Task goal - Each entry needs to be restated exactly as written.
:: Available data
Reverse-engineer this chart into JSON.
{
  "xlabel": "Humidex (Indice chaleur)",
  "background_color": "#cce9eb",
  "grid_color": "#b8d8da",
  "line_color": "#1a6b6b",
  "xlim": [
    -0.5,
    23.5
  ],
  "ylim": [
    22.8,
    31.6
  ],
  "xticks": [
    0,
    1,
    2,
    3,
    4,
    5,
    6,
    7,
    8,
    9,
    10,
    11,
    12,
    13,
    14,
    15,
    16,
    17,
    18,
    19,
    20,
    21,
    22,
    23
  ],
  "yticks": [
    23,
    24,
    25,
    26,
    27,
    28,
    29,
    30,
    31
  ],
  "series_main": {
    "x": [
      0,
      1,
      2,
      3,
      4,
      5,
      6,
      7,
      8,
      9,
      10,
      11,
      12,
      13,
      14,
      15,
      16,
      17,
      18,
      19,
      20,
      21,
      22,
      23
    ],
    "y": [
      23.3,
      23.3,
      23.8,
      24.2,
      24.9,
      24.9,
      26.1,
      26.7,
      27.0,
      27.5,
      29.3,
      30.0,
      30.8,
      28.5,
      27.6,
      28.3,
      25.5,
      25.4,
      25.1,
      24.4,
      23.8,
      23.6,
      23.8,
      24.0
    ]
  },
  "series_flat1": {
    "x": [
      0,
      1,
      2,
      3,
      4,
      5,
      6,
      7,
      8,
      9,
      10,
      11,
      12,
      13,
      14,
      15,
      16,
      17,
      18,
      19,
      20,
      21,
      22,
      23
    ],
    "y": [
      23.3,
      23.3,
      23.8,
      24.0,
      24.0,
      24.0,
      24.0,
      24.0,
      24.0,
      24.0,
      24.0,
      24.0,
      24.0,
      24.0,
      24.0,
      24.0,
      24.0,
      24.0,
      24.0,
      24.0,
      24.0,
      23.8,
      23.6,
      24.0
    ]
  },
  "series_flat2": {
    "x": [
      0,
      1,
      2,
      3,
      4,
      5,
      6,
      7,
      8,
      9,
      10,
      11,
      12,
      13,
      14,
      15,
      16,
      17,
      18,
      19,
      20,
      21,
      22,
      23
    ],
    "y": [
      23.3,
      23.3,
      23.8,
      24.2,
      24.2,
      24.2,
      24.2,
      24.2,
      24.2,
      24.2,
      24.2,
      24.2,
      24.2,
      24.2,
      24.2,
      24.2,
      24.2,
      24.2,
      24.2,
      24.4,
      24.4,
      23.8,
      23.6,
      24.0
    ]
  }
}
::::
Exercise solution -
Reverse-engineer this chart into JSON.
{
  "xlabel": "Humidex (Indice chaleur)",
  "background_color": "#cce9eb",
  "grid_color": "#b8d8da",
  "line_color": "#1a6b6b",
  "xlim": [
    -0.5,
    23.5
  ],
  "ylim": [
    22.8,
    31.6
  ],
  "xticks": [
    0,
    1,
    2,
    3,
    4,
    5,
    6,
    7,
    8,
    9,
    10,
    11,
    12,
    13,
    14,
    15,
    16,
    17,
    18,
    19,
    20,
    21,
    22,
    23
  ],
  "yticks": [
    23,
    24,
    25,
    26,
    27,
    28,
    29,
    30,
    31
  ],
  "series_main": {
    "x": [
      0,
      1,
      2,
      3,
      4,
      5,
      6,
      7,
      8,
      9,
      10,
      11,
      12,
      13,
      14,
      15,
      16,
      17,
      18,
      19,
      20,
      21,
      22,
      23
    ],
    "y": [
      23.3,
      23.3,
      23.8,
      24.2,
      24.9,
      24.9,
      26.1,
      26.7,
      27.0,
      27.5,
      29.3,
      30.0,
      30.8,
      28.5,
      27.6,
      28.3,
      25.5,
      25.4,
      25.1,
      24.4,
      23.8,
      23.6,
      23.8,
      24.0
    ]
  },
  "series_flat1": {
    "x": [
      0,
      1,
      2,
      3,
      4,
      5,
      6,
      7,
      8,
      9,
      10,
      11,
      12,
      13,
      14,
      15,
      16,
      17,
      18,
      19,
      20,
      21,
      22,
      23
    ],
    "y": [
      23.3,
      23.3,
      23.8,
      24.0,
      24.0,
      24.0,
      24.0,
      24.0,
      24.0,
      24.0,
      24.0,
      24.0,
      24.0,
      24.0,
      24.0,
      24.0,
      24.0,
      24.0,
      24.0,
      24.0,
      24.0,
      23.8,
      23.6,
      24.0
    ]
  },
  "series_flat2": {
    "x": [
      0,
      1,
      2,
      3,
      4,
      5,
      6,
      7,
      8,
      9,
      10,
      11,
      12,
      13,
      14,
      15,
      16,
      17,
      18,
      19,
      20,
      21,
      22,
      23
    ],
    "y": [
      23.3,
      23.3,
      23.8,
      24.2,
      24.2,
      24.2,
      24.2,
      24.2,
      24.2,
      24.2,
      24.2,
      24.2,
      24.2,
      24.2,
      24.2,
      24.2,
      24.2,
      24.2,
      24.2,
      24.4,
      24.4,
      23.8,
      23.6,
      24.0
    ]
  }
}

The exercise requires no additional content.